**Exercise details:** Copy all lines below containing "name".
++++ Given records ++++
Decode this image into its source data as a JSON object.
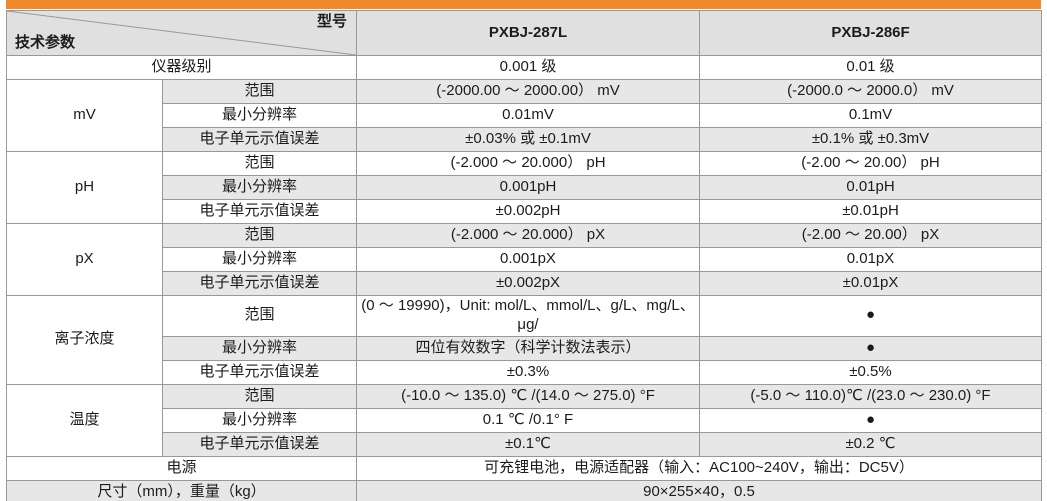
{
  "accent_color": "#ef8b2d",
  "shade_color": "#e7e7e7",
  "header_bg": "#e0e0e0",
  "table": {
    "corner": {
      "model_label": "型号",
      "param_label": "技术参数"
    },
    "columns": [
      "PXBJ-287L",
      "PXBJ-286F"
    ],
    "sections": [
      {
        "label": "仪器级别",
        "values": [
          "0.001 级",
          "0.01 级"
        ]
      },
      {
        "label": "mV",
        "rows": [
          {
            "param": "范围",
            "values": [
              "(-2000.00 ～ 2000.00） mV",
              "(-2000.0 ～ 2000.0） mV"
            ]
          },
          {
            "param": "最小分辨率",
            "values": [
              "0.01mV",
              "0.1mV"
            ]
          },
          {
            "param": "电子单元示值误差",
            "values": [
              "±0.03% 或 ±0.1mV",
              "±0.1% 或 ±0.3mV"
            ]
          }
        ]
      },
      {
        "label": "pH",
        "rows": [
          {
            "param": "范围",
            "values": [
              "(-2.000 ～ 20.000） pH",
              "(-2.00 ～ 20.00） pH"
            ]
          },
          {
            "param": "最小分辨率",
            "values": [
              "0.001pH",
              "0.01pH"
            ]
          },
          {
            "param": "电子单元示值误差",
            "values": [
              "±0.002pH",
              "±0.01pH"
            ]
          }
        ]
      },
      {
        "label": "pX",
        "rows": [
          {
            "param": "范围",
            "values": [
              "(-2.000 ～ 20.000） pX",
              "(-2.00 ～ 20.00） pX"
            ]
          },
          {
            "param": "最小分辨率",
            "values": [
              "0.001pX",
              "0.01pX"
            ]
          },
          {
            "param": "电子单元示值误差",
            "values": [
              "±0.002pX",
              "±0.01pX"
            ]
          }
        ]
      },
      {
        "label": "离子浓度",
        "rows": [
          {
            "param": "范围",
            "values": [
              "(0 ～ 19990)，Unit: mol/L、mmol/L、g/L、mg/L、μg/",
              "●"
            ]
          },
          {
            "param": "最小分辨率",
            "values": [
              "四位有效数字（科学计数法表示）",
              "●"
            ]
          },
          {
            "param": "电子单元示值误差",
            "values": [
              "±0.3%",
              "±0.5%"
            ]
          }
        ]
      },
      {
        "label": "温度",
        "rows": [
          {
            "param": "范围",
            "values": [
              "(-10.0 ～ 135.0) ℃ /(14.0 ～ 275.0) °F",
              "(-5.0 ～ 110.0)℃ /(23.0 ～ 230.0) °F"
            ]
          },
          {
            "param": "最小分辨率",
            "values": [
              "0.1 ℃ /0.1° F",
              "●"
            ]
          },
          {
            "param": "电子单元示值误差",
            "values": [
              "±0.1℃",
              "±0.2 ℃"
            ]
          }
        ]
      },
      {
        "label": "电源",
        "value": "可充锂电池，电源适配器（输入：AC100~240V，输出：DC5V）"
      },
      {
        "label": "尺寸（mm），重量（kg）",
        "value": "90×255×40，0.5"
      }
    ]
  }
}
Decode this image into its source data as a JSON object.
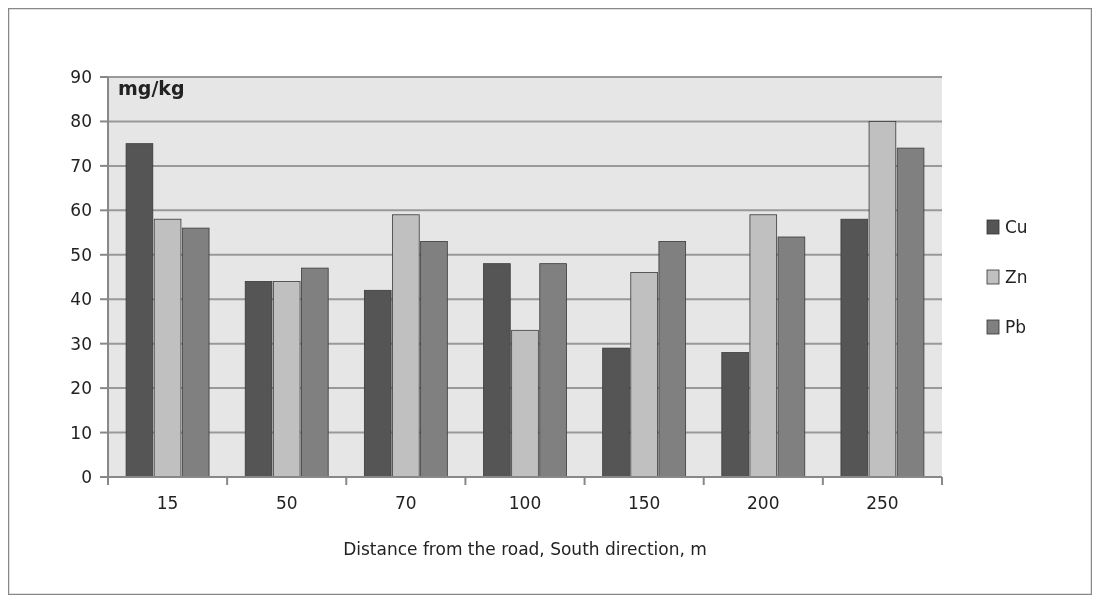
{
  "chart_data": {
    "type": "bar",
    "ylabel": "mg/kg",
    "xlabel": "Distance from the road, South direction, m",
    "categories": [
      "15",
      "50",
      "70",
      "100",
      "150",
      "200",
      "250"
    ],
    "series": [
      {
        "name": "Cu",
        "color": "#555555",
        "values": [
          75,
          44,
          42,
          48,
          29,
          28,
          58
        ]
      },
      {
        "name": "Zn",
        "color": "#c0c0c0",
        "values": [
          58,
          44,
          59,
          33,
          46,
          59,
          80
        ]
      },
      {
        "name": "Pb",
        "color": "#808080",
        "values": [
          56,
          47,
          53,
          48,
          53,
          54,
          74
        ]
      }
    ],
    "ylim": [
      0,
      90
    ],
    "yticks": [
      0,
      10,
      20,
      30,
      40,
      50,
      60,
      70,
      80,
      90
    ],
    "grid": "y",
    "legend": "right"
  }
}
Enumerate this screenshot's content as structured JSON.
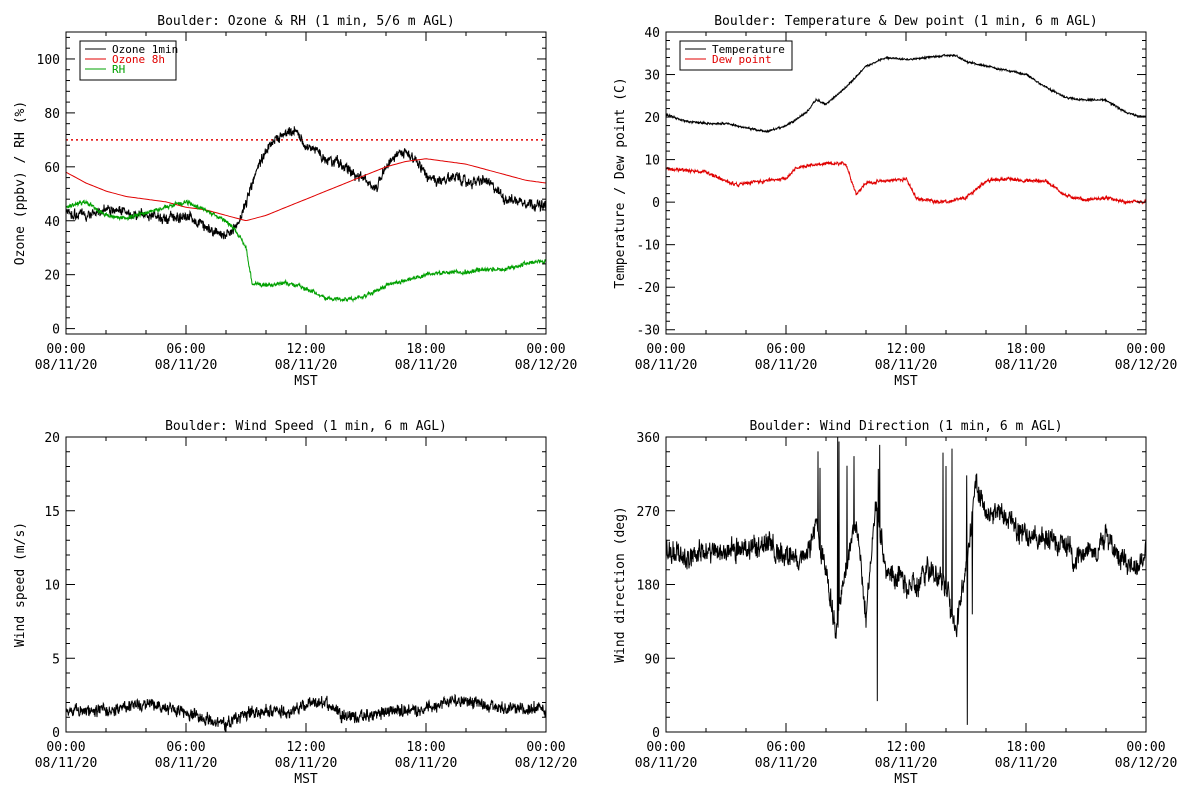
{
  "chart_data": [
    {
      "id": "ozone_rh",
      "type": "line",
      "title": "Boulder: Ozone & RH (1 min, 5/6 m AGL)",
      "xlabel": "MST",
      "ylabel": "Ozone (ppbv) / RH (%)",
      "ylim": [
        -2,
        110
      ],
      "yticks": [
        0,
        20,
        40,
        60,
        80,
        100
      ],
      "x_ticks": [
        {
          "hours": 0,
          "time": "00:00",
          "date": "08/11/20"
        },
        {
          "hours": 6,
          "time": "06:00",
          "date": "08/11/20"
        },
        {
          "hours": 12,
          "time": "12:00",
          "date": "08/11/20"
        },
        {
          "hours": 18,
          "time": "18:00",
          "date": "08/11/20"
        },
        {
          "hours": 24,
          "time": "00:00",
          "date": "08/12/20"
        }
      ],
      "reference_line": {
        "y": 70,
        "color": "#e00000",
        "style": "dotted"
      },
      "legend": {
        "placement": "top-left",
        "entries": [
          "Ozone 1min",
          "Ozone 8h",
          "RH"
        ]
      },
      "series": [
        {
          "name": "Ozone 1min",
          "color": "#000000",
          "x": [
            0,
            1,
            2,
            3,
            4,
            5,
            6,
            7,
            7.5,
            8,
            8.5,
            9,
            9.5,
            10,
            10.5,
            11,
            11.5,
            12,
            12.5,
            13,
            13.5,
            14,
            14.5,
            15,
            15.5,
            16,
            16.5,
            17,
            17.5,
            18,
            18.5,
            19,
            19.5,
            20,
            21,
            22,
            23,
            24
          ],
          "y": [
            43,
            42,
            44,
            43,
            42,
            41,
            42,
            38,
            36,
            34,
            37,
            47,
            58,
            66,
            70,
            72,
            73,
            68,
            66,
            63,
            62,
            60,
            57,
            55,
            52,
            61,
            64,
            65,
            63,
            57,
            54,
            55,
            57,
            54,
            55,
            48,
            47,
            45
          ]
        },
        {
          "name": "Ozone 8h",
          "color": "#e00000",
          "x": [
            0,
            1,
            2,
            3,
            4,
            5,
            6,
            7,
            8,
            9,
            10,
            11,
            12,
            13,
            14,
            15,
            16,
            17,
            18,
            19,
            20,
            21,
            22,
            23,
            24
          ],
          "y": [
            58,
            54,
            51,
            49,
            48,
            47,
            45,
            44,
            42,
            40,
            42,
            45,
            48,
            51,
            54,
            57,
            60,
            62,
            63,
            62,
            61,
            59,
            57,
            55,
            54
          ]
        },
        {
          "name": "RH",
          "color": "#00a000",
          "x": [
            0,
            1,
            2,
            3,
            4,
            5,
            6,
            7,
            8,
            8.5,
            9,
            9.3,
            10,
            11,
            12,
            13,
            14,
            15,
            16,
            17,
            18,
            19,
            20,
            21,
            22,
            23,
            23.5,
            24
          ],
          "y": [
            45,
            47,
            42,
            41,
            43,
            45,
            47,
            44,
            40,
            36,
            30,
            17,
            16,
            17,
            15,
            11,
            11,
            12,
            16,
            18,
            20,
            21,
            21,
            22,
            22,
            24,
            25,
            25
          ]
        }
      ]
    },
    {
      "id": "temp_dew",
      "type": "line",
      "title": "Boulder: Temperature & Dew point (1 min, 6 m AGL)",
      "xlabel": "MST",
      "ylabel": "Temperature / Dew point (C)",
      "ylim": [
        -31,
        40
      ],
      "yticks": [
        -30,
        -20,
        -10,
        0,
        10,
        20,
        30,
        40
      ],
      "x_ticks": [
        {
          "hours": 0,
          "time": "00:00",
          "date": "08/11/20"
        },
        {
          "hours": 6,
          "time": "06:00",
          "date": "08/11/20"
        },
        {
          "hours": 12,
          "time": "12:00",
          "date": "08/11/20"
        },
        {
          "hours": 18,
          "time": "18:00",
          "date": "08/11/20"
        },
        {
          "hours": 24,
          "time": "00:00",
          "date": "08/12/20"
        }
      ],
      "legend": {
        "placement": "top-left",
        "entries": [
          "Temperature",
          "Dew point"
        ]
      },
      "series": [
        {
          "name": "Temperature",
          "color": "#000000",
          "x": [
            0,
            1,
            2,
            3,
            4,
            5,
            6,
            7,
            7.5,
            8,
            9,
            10,
            11,
            12,
            13,
            14,
            14.5,
            15,
            16,
            17,
            18,
            19,
            20,
            21,
            22,
            23,
            24
          ],
          "y": [
            20.5,
            19,
            18.5,
            18.5,
            17.5,
            16.5,
            18,
            21,
            24,
            23,
            27,
            32,
            34,
            33.5,
            34,
            34.5,
            34.5,
            33,
            32,
            31,
            30,
            27,
            24.5,
            24,
            24,
            21,
            20
          ]
        },
        {
          "name": "Dew point",
          "color": "#e00000",
          "x": [
            0,
            1,
            2,
            3,
            3.5,
            4,
            5,
            6,
            6.5,
            7,
            8,
            9,
            9.5,
            10,
            11,
            12,
            12.5,
            13,
            14,
            15,
            16,
            17,
            18,
            19,
            20,
            21,
            22,
            23,
            24
          ],
          "y": [
            8,
            7.5,
            7,
            5,
            4,
            4.5,
            5,
            5.5,
            8,
            8.5,
            9,
            9,
            2,
            4.5,
            5,
            5.5,
            1,
            0.5,
            0,
            1,
            5,
            5.5,
            5,
            5,
            1.5,
            0.5,
            1,
            0,
            0
          ]
        }
      ]
    },
    {
      "id": "wind_speed",
      "type": "line",
      "title": "Boulder: Wind Speed (1 min, 6 m AGL)",
      "xlabel": "MST",
      "ylabel": "Wind speed (m/s)",
      "ylim": [
        0,
        20
      ],
      "yticks": [
        0,
        5,
        10,
        15,
        20
      ],
      "x_ticks": [
        {
          "hours": 0,
          "time": "00:00",
          "date": "08/11/20"
        },
        {
          "hours": 6,
          "time": "06:00",
          "date": "08/11/20"
        },
        {
          "hours": 12,
          "time": "12:00",
          "date": "08/11/20"
        },
        {
          "hours": 18,
          "time": "18:00",
          "date": "08/11/20"
        },
        {
          "hours": 24,
          "time": "00:00",
          "date": "08/12/20"
        }
      ],
      "series": [
        {
          "name": "",
          "color": "#000000",
          "x": [
            0,
            1,
            2,
            3,
            4,
            5,
            6,
            7,
            8,
            9,
            10,
            11,
            12,
            13,
            14,
            15,
            16,
            17,
            18,
            19,
            20,
            21,
            22,
            23,
            24
          ],
          "y": [
            1.5,
            1.4,
            1.5,
            1.8,
            2.0,
            1.6,
            1.3,
            0.8,
            0.7,
            1.2,
            1.5,
            1.3,
            1.8,
            2.0,
            1.1,
            1.0,
            1.4,
            1.5,
            1.6,
            2.0,
            2.2,
            1.8,
            1.6,
            1.5,
            1.6
          ]
        }
      ]
    },
    {
      "id": "wind_dir",
      "type": "line",
      "title": "Boulder: Wind Direction (1 min, 6 m AGL)",
      "xlabel": "MST",
      "ylabel": "Wind direction (deg)",
      "ylim": [
        0,
        360
      ],
      "yticks": [
        0,
        90,
        180,
        270,
        360
      ],
      "x_ticks": [
        {
          "hours": 0,
          "time": "00:00",
          "date": "08/11/20"
        },
        {
          "hours": 6,
          "time": "06:00",
          "date": "08/11/20"
        },
        {
          "hours": 12,
          "time": "12:00",
          "date": "08/11/20"
        },
        {
          "hours": 18,
          "time": "18:00",
          "date": "08/11/20"
        },
        {
          "hours": 24,
          "time": "00:00",
          "date": "08/12/20"
        }
      ],
      "series": [
        {
          "name": "",
          "color": "#000000",
          "x": [
            0,
            1,
            2,
            3,
            4,
            5,
            6,
            7,
            7.5,
            8,
            8.5,
            9,
            9.5,
            10,
            10.5,
            11,
            11.5,
            12,
            12.5,
            13,
            13.5,
            14,
            14.5,
            15,
            15.5,
            16,
            16.5,
            17,
            17.5,
            18,
            19,
            20,
            20.5,
            21,
            21.5,
            22,
            22.5,
            23,
            23.5,
            24
          ],
          "y": [
            220,
            215,
            218,
            225,
            220,
            230,
            215,
            210,
            250,
            195,
            120,
            200,
            260,
            140,
            280,
            200,
            190,
            180,
            175,
            200,
            190,
            180,
            120,
            200,
            300,
            260,
            270,
            260,
            250,
            240,
            235,
            230,
            210,
            225,
            220,
            240,
            220,
            210,
            200,
            220
          ]
        }
      ]
    }
  ]
}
++++
**Solution to the exercise:**
        "name": "Cu",
        "name": "Zn",
        "name": "Pb",
          "name": "Ozone 1min",
          "name": "Ozone 8h",
          "name": "RH",
          "name": "Temperature",
          "name": "Dew point",
          "name": "",
          "name": "",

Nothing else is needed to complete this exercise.